## Work instructions
Reproduce the listing below without any change.
☆ ☆ ☆ ☆ ☆ ☆ ☆
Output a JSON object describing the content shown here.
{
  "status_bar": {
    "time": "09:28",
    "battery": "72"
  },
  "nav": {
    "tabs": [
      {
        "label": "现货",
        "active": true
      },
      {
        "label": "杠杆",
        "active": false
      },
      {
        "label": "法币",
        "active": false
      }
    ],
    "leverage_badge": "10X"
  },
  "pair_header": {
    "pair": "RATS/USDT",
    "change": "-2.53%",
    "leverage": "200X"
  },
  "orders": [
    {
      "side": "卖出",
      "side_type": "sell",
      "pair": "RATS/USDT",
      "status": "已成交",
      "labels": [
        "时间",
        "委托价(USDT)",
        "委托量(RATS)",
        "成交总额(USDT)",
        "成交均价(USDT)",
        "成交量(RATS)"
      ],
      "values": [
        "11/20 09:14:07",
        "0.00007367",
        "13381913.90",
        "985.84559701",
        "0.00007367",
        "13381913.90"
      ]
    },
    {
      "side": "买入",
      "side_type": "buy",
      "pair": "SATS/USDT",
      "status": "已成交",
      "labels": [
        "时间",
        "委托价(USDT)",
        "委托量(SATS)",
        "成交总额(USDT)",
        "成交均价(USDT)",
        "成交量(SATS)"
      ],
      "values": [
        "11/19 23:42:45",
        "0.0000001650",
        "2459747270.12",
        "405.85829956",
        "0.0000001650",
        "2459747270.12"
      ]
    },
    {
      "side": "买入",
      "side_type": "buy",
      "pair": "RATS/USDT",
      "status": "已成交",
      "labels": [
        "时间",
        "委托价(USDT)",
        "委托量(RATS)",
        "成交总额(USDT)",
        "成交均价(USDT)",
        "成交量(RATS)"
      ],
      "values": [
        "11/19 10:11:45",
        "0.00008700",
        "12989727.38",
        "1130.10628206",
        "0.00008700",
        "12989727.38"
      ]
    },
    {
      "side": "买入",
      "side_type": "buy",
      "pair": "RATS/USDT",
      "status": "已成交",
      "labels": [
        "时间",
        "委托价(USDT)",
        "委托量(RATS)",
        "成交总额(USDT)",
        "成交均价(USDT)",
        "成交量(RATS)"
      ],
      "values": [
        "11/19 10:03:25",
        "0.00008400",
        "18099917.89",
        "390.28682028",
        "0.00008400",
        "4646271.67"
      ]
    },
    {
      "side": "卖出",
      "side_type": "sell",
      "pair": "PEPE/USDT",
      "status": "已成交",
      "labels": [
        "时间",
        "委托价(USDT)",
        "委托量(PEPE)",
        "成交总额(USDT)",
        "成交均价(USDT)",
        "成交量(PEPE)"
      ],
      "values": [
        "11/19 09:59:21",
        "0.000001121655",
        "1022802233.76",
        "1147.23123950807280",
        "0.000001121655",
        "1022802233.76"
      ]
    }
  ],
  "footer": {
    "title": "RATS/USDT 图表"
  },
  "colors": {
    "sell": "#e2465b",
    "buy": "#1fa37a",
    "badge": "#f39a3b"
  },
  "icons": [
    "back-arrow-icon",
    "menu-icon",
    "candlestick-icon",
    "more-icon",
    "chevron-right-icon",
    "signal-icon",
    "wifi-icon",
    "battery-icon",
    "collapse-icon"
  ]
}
☆ ☆ ☆ ☆ ☆ ☆ ☆
## Exercise answer
Output a JSON object describing the content shown here.
{
  "status_bar": {
    "time": "09:28",
    "battery": "72"
  },
  "nav": {
    "tabs": [
      {
        "label": "现货",
        "active": true
      },
      {
        "label": "杠杆",
        "active": false
      },
      {
        "label": "法币",
        "active": false
      }
    ],
    "leverage_badge": "10X"
  },
  "pair_header": {
    "pair": "RATS/USDT",
    "change": "-2.53%",
    "leverage": "200X"
  },
  "orders": [
    {
      "side": "卖出",
      "side_type": "sell",
      "pair": "RATS/USDT",
      "status": "已成交",
      "labels": [
        "时间",
        "委托价(USDT)",
        "委托量(RATS)",
        "成交总额(USDT)",
        "成交均价(USDT)",
        "成交量(RATS)"
      ],
      "values": [
        "11/20 09:14:07",
        "0.00007367",
        "13381913.90",
        "985.84559701",
        "0.00007367",
        "13381913.90"
      ]
    },
    {
      "side": "买入",
      "side_type": "buy",
      "pair": "SATS/USDT",
      "status": "已成交",
      "labels": [
        "时间",
        "委托价(USDT)",
        "委托量(SATS)",
        "成交总额(USDT)",
        "成交均价(USDT)",
        "成交量(SATS)"
      ],
      "values": [
        "11/19 23:42:45",
        "0.0000001650",
        "2459747270.12",
        "405.85829956",
        "0.0000001650",
        "2459747270.12"
      ]
    },
    {
      "side": "买入",
      "side_type": "buy",
      "pair": "RATS/USDT",
      "status": "已成交",
      "labels": [
        "时间",
        "委托价(USDT)",
        "委托量(RATS)",
        "成交总额(USDT)",
        "成交均价(USDT)",
        "成交量(RATS)"
      ],
      "values": [
        "11/19 10:11:45",
        "0.00008700",
        "12989727.38",
        "1130.10628206",
        "0.00008700",
        "12989727.38"
      ]
    },
    {
      "side": "买入",
      "side_type": "buy",
      "pair": "RATS/USDT",
      "status": "已成交",
      "labels": [
        "时间",
        "委托价(USDT)",
        "委托量(RATS)",
        "成交总额(USDT)",
        "成交均价(USDT)",
        "成交量(RATS)"
      ],
      "values": [
        "11/19 10:03:25",
        "0.00008400",
        "18099917.89",
        "390.28682028",
        "0.00008400",
        "4646271.67"
      ]
    },
    {
      "side": "卖出",
      "side_type": "sell",
      "pair": "PEPE/USDT",
      "status": "已成交",
      "labels": [
        "时间",
        "委托价(USDT)",
        "委托量(PEPE)",
        "成交总额(USDT)",
        "成交均价(USDT)",
        "成交量(PEPE)"
      ],
      "values": [
        "11/19 09:59:21",
        "0.000001121655",
        "1022802233.76",
        "1147.23123950807280",
        "0.000001121655",
        "1022802233.76"
      ]
    }
  ],
  "footer": {
    "title": "RATS/USDT 图表"
  },
  "colors": {
    "sell": "#e2465b",
    "buy": "#1fa37a",
    "badge": "#f39a3b"
  },
  "icons": [
    "back-arrow-icon",
    "menu-icon",
    "candlestick-icon",
    "more-icon",
    "chevron-right-icon",
    "signal-icon",
    "wifi-icon",
    "battery-icon",
    "collapse-icon"
  ]
}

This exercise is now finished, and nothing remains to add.